BEGIN Entries

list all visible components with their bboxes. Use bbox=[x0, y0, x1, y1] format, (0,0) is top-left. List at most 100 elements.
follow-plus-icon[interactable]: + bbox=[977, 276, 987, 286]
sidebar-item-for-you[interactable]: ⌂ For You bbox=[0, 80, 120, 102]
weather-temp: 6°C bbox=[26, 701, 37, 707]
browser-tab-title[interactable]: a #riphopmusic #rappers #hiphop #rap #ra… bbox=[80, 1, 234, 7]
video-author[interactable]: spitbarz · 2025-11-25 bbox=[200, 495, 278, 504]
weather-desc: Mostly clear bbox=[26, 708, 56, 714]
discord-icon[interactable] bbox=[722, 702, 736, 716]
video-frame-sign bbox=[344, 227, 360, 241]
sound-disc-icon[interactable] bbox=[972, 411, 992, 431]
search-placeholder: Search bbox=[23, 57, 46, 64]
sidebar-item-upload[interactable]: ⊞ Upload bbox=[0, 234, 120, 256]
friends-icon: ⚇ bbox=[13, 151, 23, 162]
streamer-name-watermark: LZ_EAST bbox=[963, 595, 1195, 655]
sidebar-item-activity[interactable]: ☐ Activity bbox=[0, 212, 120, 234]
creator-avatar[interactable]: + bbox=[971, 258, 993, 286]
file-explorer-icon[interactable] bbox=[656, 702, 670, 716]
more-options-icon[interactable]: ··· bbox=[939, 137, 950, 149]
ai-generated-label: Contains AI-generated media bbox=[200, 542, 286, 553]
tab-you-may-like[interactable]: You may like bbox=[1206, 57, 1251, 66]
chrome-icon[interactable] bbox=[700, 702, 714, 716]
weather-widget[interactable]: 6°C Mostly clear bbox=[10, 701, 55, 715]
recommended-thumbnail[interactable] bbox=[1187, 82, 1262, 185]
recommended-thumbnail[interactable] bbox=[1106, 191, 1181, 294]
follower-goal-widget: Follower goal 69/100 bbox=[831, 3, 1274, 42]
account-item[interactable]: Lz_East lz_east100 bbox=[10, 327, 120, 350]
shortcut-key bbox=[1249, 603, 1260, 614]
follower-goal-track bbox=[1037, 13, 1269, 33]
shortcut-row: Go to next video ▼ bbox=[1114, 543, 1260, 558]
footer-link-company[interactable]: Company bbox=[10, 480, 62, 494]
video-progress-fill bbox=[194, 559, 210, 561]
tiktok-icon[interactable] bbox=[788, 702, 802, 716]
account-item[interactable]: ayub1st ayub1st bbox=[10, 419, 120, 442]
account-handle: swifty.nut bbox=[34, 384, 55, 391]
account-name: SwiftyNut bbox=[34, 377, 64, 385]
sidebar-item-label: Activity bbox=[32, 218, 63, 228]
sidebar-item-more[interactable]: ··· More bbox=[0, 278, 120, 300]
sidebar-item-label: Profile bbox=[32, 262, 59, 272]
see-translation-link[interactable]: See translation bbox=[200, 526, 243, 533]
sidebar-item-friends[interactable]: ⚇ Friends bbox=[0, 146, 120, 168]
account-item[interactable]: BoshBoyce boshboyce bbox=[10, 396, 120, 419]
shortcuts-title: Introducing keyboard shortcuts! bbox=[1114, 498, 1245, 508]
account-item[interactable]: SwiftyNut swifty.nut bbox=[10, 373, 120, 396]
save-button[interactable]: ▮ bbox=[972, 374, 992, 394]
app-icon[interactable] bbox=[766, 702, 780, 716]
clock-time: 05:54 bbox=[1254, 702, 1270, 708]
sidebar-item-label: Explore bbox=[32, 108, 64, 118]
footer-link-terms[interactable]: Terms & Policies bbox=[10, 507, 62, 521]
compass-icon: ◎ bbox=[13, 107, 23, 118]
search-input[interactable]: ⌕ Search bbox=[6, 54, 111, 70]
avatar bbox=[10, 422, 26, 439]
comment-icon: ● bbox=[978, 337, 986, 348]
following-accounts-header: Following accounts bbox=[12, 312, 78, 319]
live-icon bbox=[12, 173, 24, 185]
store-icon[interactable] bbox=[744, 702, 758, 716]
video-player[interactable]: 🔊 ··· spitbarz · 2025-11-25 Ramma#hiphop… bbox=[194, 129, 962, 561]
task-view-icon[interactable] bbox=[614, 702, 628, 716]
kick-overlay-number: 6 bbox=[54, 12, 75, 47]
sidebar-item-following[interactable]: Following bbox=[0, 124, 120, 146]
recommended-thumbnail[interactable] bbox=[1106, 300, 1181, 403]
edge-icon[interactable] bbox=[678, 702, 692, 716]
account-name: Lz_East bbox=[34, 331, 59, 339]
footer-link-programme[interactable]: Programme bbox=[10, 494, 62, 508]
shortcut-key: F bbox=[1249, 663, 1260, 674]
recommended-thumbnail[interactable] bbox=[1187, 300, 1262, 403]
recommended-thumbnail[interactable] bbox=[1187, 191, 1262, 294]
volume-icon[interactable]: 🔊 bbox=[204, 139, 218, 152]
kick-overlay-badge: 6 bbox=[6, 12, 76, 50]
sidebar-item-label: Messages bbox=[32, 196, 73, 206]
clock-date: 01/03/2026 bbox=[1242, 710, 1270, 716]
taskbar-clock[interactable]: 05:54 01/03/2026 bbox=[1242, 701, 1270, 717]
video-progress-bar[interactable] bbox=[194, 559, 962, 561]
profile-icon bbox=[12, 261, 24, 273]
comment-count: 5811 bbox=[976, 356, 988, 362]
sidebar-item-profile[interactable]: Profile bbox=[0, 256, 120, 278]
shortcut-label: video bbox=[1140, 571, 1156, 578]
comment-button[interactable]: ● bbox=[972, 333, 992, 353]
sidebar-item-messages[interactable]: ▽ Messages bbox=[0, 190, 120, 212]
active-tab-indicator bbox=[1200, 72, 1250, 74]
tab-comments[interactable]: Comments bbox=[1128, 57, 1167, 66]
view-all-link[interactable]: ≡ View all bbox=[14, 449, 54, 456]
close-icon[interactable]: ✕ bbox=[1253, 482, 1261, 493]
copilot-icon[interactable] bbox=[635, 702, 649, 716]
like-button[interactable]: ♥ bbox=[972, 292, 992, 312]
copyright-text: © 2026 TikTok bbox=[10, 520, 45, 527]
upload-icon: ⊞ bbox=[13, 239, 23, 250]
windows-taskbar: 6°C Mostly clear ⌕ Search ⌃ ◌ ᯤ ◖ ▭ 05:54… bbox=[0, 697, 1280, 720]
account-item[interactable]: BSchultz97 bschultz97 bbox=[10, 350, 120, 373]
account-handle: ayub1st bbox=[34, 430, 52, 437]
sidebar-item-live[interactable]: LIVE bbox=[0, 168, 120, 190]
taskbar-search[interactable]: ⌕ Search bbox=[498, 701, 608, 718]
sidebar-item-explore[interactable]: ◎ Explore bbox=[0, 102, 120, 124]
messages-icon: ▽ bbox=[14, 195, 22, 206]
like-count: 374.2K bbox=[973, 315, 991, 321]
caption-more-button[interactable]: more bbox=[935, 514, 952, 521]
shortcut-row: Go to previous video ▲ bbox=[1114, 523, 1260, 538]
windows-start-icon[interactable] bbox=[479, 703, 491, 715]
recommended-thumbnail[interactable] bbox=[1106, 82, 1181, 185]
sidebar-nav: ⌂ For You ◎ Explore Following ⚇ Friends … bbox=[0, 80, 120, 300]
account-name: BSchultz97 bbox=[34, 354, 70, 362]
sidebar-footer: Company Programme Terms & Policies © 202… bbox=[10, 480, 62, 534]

END Entries

Task statement: Change every "Mostly clear" in the records above to "Partly cloudy" and give all the records again, with everything else left the same.

Solution for this exercise:
list all visible components with their bboxes. Use bbox=[x0, y0, x1, y1] format, (0,0) is top-left. List at most 100 elements.
follow-plus-icon[interactable]: + bbox=[977, 276, 987, 286]
sidebar-item-for-you[interactable]: ⌂ For You bbox=[0, 80, 120, 102]
weather-temp: 6°C bbox=[26, 701, 37, 707]
browser-tab-title[interactable]: a #riphopmusic #rappers #hiphop #rap #ra… bbox=[80, 1, 234, 7]
video-author[interactable]: spitbarz · 2025-11-25 bbox=[200, 495, 278, 504]
weather-desc: Partly cloudy bbox=[26, 708, 56, 714]
discord-icon[interactable] bbox=[722, 702, 736, 716]
video-frame-sign bbox=[344, 227, 360, 241]
sound-disc-icon[interactable] bbox=[972, 411, 992, 431]
search-placeholder: Search bbox=[23, 57, 46, 64]
sidebar-item-upload[interactable]: ⊞ Upload bbox=[0, 234, 120, 256]
friends-icon: ⚇ bbox=[13, 151, 23, 162]
streamer-name-watermark: LZ_EAST bbox=[963, 595, 1195, 655]
sidebar-item-activity[interactable]: ☐ Activity bbox=[0, 212, 120, 234]
creator-avatar[interactable]: + bbox=[971, 258, 993, 286]
file-explorer-icon[interactable] bbox=[656, 702, 670, 716]
more-options-icon[interactable]: ··· bbox=[939, 137, 950, 149]
ai-generated-label: Contains AI-generated media bbox=[200, 542, 286, 553]
tab-you-may-like[interactable]: You may like bbox=[1206, 57, 1251, 66]
chrome-icon[interactable] bbox=[700, 702, 714, 716]
weather-widget[interactable]: 6°C Partly cloudy bbox=[10, 701, 55, 715]
recommended-thumbnail[interactable] bbox=[1187, 82, 1262, 185]
recommended-thumbnail[interactable] bbox=[1106, 191, 1181, 294]
follower-goal-widget: Follower goal 69/100 bbox=[831, 3, 1274, 42]
account-item[interactable]: Lz_East lz_east100 bbox=[10, 327, 120, 350]
shortcut-key bbox=[1249, 603, 1260, 614]
follower-goal-track bbox=[1037, 13, 1269, 33]
shortcut-row: Go to next video ▼ bbox=[1114, 543, 1260, 558]
footer-link-company[interactable]: Company bbox=[10, 480, 62, 494]
video-progress-fill bbox=[194, 559, 210, 561]
tiktok-icon[interactable] bbox=[788, 702, 802, 716]
account-item[interactable]: ayub1st ayub1st bbox=[10, 419, 120, 442]
account-handle: swifty.nut bbox=[34, 384, 55, 391]
account-name: SwiftyNut bbox=[34, 377, 64, 385]
sidebar-item-label: Activity bbox=[32, 218, 63, 228]
sidebar-item-more[interactable]: ··· More bbox=[0, 278, 120, 300]
sidebar-item-label: Profile bbox=[32, 262, 59, 272]
see-translation-link[interactable]: See translation bbox=[200, 526, 243, 533]
sidebar-item-friends[interactable]: ⚇ Friends bbox=[0, 146, 120, 168]
account-item[interactable]: BoshBoyce boshboyce bbox=[10, 396, 120, 419]
shortcuts-title: Introducing keyboard shortcuts! bbox=[1114, 498, 1245, 508]
account-item[interactable]: SwiftyNut swifty.nut bbox=[10, 373, 120, 396]
save-button[interactable]: ▮ bbox=[972, 374, 992, 394]
app-icon[interactable] bbox=[766, 702, 780, 716]
clock-time: 05:54 bbox=[1254, 702, 1270, 708]
sidebar-item-label: Explore bbox=[32, 108, 64, 118]
footer-link-terms[interactable]: Terms & Policies bbox=[10, 507, 62, 521]
compass-icon: ◎ bbox=[13, 107, 23, 118]
search-input[interactable]: ⌕ Search bbox=[6, 54, 111, 70]
avatar bbox=[10, 422, 26, 439]
comment-icon: ● bbox=[978, 337, 986, 348]
following-accounts-header: Following accounts bbox=[12, 312, 78, 319]
live-icon bbox=[12, 173, 24, 185]
store-icon[interactable] bbox=[744, 702, 758, 716]
video-player[interactable]: 🔊 ··· spitbarz · 2025-11-25 Ramma#hiphop… bbox=[194, 129, 962, 561]
task-view-icon[interactable] bbox=[614, 702, 628, 716]
kick-overlay-number: 6 bbox=[54, 12, 75, 47]
sidebar-item-following[interactable]: Following bbox=[0, 124, 120, 146]
recommended-thumbnail[interactable] bbox=[1106, 300, 1181, 403]
edge-icon[interactable] bbox=[678, 702, 692, 716]
account-name: Lz_East bbox=[34, 331, 59, 339]
footer-link-programme[interactable]: Programme bbox=[10, 494, 62, 508]
shortcut-key: F bbox=[1249, 663, 1260, 674]
recommended-thumbnail[interactable] bbox=[1187, 300, 1262, 403]
recommended-thumbnail[interactable] bbox=[1187, 191, 1262, 294]
volume-icon[interactable]: 🔊 bbox=[204, 139, 218, 152]
kick-overlay-badge: 6 bbox=[6, 12, 76, 50]
sidebar-item-label: Messages bbox=[32, 196, 73, 206]
clock-date: 01/03/2026 bbox=[1242, 710, 1270, 716]
taskbar-clock[interactable]: 05:54 01/03/2026 bbox=[1242, 701, 1270, 717]
video-progress-bar[interactable] bbox=[194, 559, 962, 561]
profile-icon bbox=[12, 261, 24, 273]
comment-count: 5811 bbox=[976, 356, 988, 362]
sidebar-item-profile[interactable]: Profile bbox=[0, 256, 120, 278]
shortcut-label: video bbox=[1140, 571, 1156, 578]
comment-button[interactable]: ● bbox=[972, 333, 992, 353]
sidebar-item-messages[interactable]: ▽ Messages bbox=[0, 190, 120, 212]
active-tab-indicator bbox=[1200, 72, 1250, 74]
tab-comments[interactable]: Comments bbox=[1128, 57, 1167, 66]
view-all-link[interactable]: ≡ View all bbox=[14, 449, 54, 456]
close-icon[interactable]: ✕ bbox=[1253, 482, 1261, 493]
copilot-icon[interactable] bbox=[635, 702, 649, 716]
like-button[interactable]: ♥ bbox=[972, 292, 992, 312]
copyright-text: © 2026 TikTok bbox=[10, 520, 45, 527]
upload-icon: ⊞ bbox=[13, 239, 23, 250]
windows-taskbar: 6°C Partly cloudy ⌕ Search ⌃ ◌ ᯤ ◖ ▭ 05:54… bbox=[0, 697, 1280, 720]
account-item[interactable]: BSchultz97 bschultz97 bbox=[10, 350, 120, 373]
account-handle: ayub1st bbox=[34, 430, 52, 437]
sidebar-item-live[interactable]: LIVE bbox=[0, 168, 120, 190]
taskbar-search[interactable]: ⌕ Search bbox=[498, 701, 608, 718]
sidebar-item-explore[interactable]: ◎ Explore bbox=[0, 102, 120, 124]
messages-icon: ▽ bbox=[14, 195, 22, 206]
like-count: 374.2K bbox=[973, 315, 991, 321]
caption-more-button[interactable]: more bbox=[935, 514, 952, 521]
shortcut-row: Go to previous video ▲ bbox=[1114, 523, 1260, 538]
windows-start-icon[interactable] bbox=[479, 703, 491, 715]
recommended-thumbnail[interactable] bbox=[1106, 82, 1181, 185]
sidebar-nav: ⌂ For You ◎ Explore Following ⚇ Friends … bbox=[0, 80, 120, 300]
account-name: BSchultz97 bbox=[34, 354, 70, 362]
sidebar-footer: Company Programme Terms & Policies © 202… bbox=[10, 480, 62, 534]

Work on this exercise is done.